Exercise goal - Reproduce all entries word for word.

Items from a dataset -
>>>>

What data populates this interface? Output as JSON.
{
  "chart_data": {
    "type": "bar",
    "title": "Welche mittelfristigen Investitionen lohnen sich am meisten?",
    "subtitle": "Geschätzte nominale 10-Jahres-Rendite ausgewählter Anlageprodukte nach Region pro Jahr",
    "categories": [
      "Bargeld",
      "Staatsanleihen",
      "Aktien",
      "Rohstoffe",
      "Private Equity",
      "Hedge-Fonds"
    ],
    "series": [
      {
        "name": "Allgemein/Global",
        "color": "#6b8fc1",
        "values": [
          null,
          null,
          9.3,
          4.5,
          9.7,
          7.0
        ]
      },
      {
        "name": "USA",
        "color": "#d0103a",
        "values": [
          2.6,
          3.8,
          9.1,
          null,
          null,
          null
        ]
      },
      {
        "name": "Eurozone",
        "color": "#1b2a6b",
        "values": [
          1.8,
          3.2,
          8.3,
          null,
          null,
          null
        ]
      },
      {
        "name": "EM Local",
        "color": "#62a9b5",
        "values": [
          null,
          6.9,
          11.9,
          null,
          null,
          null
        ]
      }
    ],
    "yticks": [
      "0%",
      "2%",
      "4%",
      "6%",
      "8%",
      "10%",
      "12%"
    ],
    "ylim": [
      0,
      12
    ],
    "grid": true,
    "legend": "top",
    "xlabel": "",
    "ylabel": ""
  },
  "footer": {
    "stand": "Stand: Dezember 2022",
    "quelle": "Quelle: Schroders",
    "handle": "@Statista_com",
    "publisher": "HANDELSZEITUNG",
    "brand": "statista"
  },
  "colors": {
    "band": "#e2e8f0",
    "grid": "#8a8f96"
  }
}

<<<<

Correct response -
What data populates this interface? Output as JSON.
{
  "chart_data": {
    "type": "bar",
    "title": "Welche mittelfristigen Investitionen lohnen sich am meisten?",
    "subtitle": "Geschätzte nominale 10-Jahres-Rendite ausgewählter Anlageprodukte nach Region pro Jahr",
    "categories": [
      "Bargeld",
      "Staatsanleihen",
      "Aktien",
      "Rohstoffe",
      "Private Equity",
      "Hedge-Fonds"
    ],
    "series": [
      {
        "name": "Allgemein/Global",
        "color": "#6b8fc1",
        "values": [
          null,
          null,
          9.3,
          4.5,
          9.7,
          7.0
        ]
      },
      {
        "name": "USA",
        "color": "#d0103a",
        "values": [
          2.6,
          3.8,
          9.1,
          null,
          null,
          null
        ]
      },
      {
        "name": "Eurozone",
        "color": "#1b2a6b",
        "values": [
          1.8,
          3.2,
          8.3,
          null,
          null,
          null
        ]
      },
      {
        "name": "EM Local",
        "color": "#62a9b5",
        "values": [
          null,
          6.9,
          11.9,
          null,
          null,
          null
        ]
      }
    ],
    "yticks": [
      "0%",
      "2%",
      "4%",
      "6%",
      "8%",
      "10%",
      "12%"
    ],
    "ylim": [
      0,
      12
    ],
    "grid": true,
    "legend": "top",
    "xlabel": "",
    "ylabel": ""
  },
  "footer": {
    "stand": "Stand: Dezember 2022",
    "quelle": "Quelle: Schroders",
    "handle": "@Statista_com",
    "publisher": "HANDELSZEITUNG",
    "brand": "statista"
  },
  "colors": {
    "band": "#e2e8f0",
    "grid": "#8a8f96"
  }
}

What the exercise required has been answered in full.